Stated problem » Reproduce all records exactly.

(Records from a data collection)
▬▬▬▬▬▬▬▬▬▬
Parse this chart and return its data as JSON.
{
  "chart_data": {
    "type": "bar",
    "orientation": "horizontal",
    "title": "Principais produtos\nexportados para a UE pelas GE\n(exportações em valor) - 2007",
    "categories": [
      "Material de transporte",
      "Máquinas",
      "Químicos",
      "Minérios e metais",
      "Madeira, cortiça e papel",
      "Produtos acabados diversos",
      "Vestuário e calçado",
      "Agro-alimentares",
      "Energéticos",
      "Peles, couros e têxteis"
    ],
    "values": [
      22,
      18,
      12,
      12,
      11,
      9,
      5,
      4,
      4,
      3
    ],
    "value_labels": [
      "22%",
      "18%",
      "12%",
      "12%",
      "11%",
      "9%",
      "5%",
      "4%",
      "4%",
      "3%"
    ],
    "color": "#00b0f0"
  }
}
▬▬▬▬▬▬▬▬▬▬
Output »
Parse this chart and return its data as JSON.
{
  "chart_data": {
    "type": "bar",
    "orientation": "horizontal",
    "title": "Principais produtos\nexportados para a UE pelas GE\n(exportações em valor) - 2007",
    "categories": [
      "Material de transporte",
      "Máquinas",
      "Químicos",
      "Minérios e metais",
      "Madeira, cortiça e papel",
      "Produtos acabados diversos",
      "Vestuário e calçado",
      "Agro-alimentares",
      "Energéticos",
      "Peles, couros e têxteis"
    ],
    "values": [
      22,
      18,
      12,
      12,
      11,
      9,
      5,
      4,
      4,
      3
    ],
    "value_labels": [
      "22%",
      "18%",
      "12%",
      "12%",
      "11%",
      "9%",
      "5%",
      "4%",
      "4%",
      "3%"
    ],
    "color": "#00b0f0"
  }
}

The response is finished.